EXERCISE DIRECTIONS
Output the material below in its entirety, exactly as given.

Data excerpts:
- - -

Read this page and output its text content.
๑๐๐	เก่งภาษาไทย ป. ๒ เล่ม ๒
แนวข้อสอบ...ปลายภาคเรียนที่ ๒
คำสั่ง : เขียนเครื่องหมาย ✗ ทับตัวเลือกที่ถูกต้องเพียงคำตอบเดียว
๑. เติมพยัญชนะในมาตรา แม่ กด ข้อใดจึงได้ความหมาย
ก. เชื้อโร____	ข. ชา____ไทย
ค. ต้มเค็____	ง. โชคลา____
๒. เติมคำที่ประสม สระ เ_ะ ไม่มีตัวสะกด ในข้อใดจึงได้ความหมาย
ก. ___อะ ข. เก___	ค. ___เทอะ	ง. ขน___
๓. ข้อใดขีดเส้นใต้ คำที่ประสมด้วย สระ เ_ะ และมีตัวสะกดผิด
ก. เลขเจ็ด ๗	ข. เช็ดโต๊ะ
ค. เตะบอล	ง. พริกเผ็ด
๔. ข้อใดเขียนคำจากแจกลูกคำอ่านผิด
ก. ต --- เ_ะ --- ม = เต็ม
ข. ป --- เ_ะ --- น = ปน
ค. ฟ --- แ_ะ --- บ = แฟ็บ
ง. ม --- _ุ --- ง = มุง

- - -

ANSWER TO THE PROBLEM
Read this page and output its text content.
๑๐๐	เก่งภาษาไทย ป. ๒ เล่ม ๒
แนวข้อสอบ...ปลายภาคเรียนที่ ๒
คำสั่ง : เขียนเครื่องหมาย ✗ ทับตัวเลือกที่ถูกต้องเพียงคำตอบเดียว
๑. เติมพยัญชนะในมาตรา แม่ กด ข้อใดจึงได้ความหมาย
ก. เชื้อโร____	ข. ชา____ไทย
ค. ต้มเค็____	ง. โชคลา____
๒. เติมคำที่ประสม สระ เ_ะ ไม่มีตัวสะกด ในข้อใดจึงได้ความหมาย
ก. ___อะ ข. เก___	ค. ___เทอะ	ง. ขน___
๓. ข้อใดขีดเส้นใต้ คำที่ประสมด้วย สระ เ_ะ และมีตัวสะกดผิด
ก. เลขเจ็ด ๗	ข. เช็ดโต๊ะ
ค. เตะบอล	ง. พริกเผ็ด
๔. ข้อใดเขียนคำจากแจกลูกคำอ่านผิด
ก. ต --- เ_ะ --- ม = เต็ม
ข. ป --- เ_ะ --- น = ปน
ค. ฟ --- แ_ะ --- บ = แฟ็บ
ง. ม --- _ุ --- ง = มุง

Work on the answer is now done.